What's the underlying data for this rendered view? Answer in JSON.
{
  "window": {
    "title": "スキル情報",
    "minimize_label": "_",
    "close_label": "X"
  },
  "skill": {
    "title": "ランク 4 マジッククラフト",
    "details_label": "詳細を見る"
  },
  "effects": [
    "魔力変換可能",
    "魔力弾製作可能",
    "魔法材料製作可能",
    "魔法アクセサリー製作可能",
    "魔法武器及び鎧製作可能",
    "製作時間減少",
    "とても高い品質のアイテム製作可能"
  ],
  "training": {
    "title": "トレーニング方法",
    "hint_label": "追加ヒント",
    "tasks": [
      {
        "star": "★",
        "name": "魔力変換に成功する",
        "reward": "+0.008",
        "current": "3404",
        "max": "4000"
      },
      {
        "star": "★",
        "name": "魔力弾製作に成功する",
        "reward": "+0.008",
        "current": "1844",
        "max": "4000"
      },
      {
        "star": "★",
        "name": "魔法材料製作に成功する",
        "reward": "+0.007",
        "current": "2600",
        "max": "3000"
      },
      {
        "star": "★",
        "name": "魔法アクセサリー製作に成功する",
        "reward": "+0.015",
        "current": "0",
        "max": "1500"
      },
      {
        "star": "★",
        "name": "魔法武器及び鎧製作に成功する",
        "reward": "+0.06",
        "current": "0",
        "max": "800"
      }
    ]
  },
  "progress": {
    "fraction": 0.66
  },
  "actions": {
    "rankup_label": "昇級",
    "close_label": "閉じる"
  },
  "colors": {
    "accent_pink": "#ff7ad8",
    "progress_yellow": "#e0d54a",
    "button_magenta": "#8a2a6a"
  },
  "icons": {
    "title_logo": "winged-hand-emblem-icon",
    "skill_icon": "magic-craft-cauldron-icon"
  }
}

----

Task requirements |
Pick out the lines containing the string "current".

Exercise result |
        "current": "3404",
        "current": "1844",
        "current": "2600",
        "current": "0",
        "current": "0",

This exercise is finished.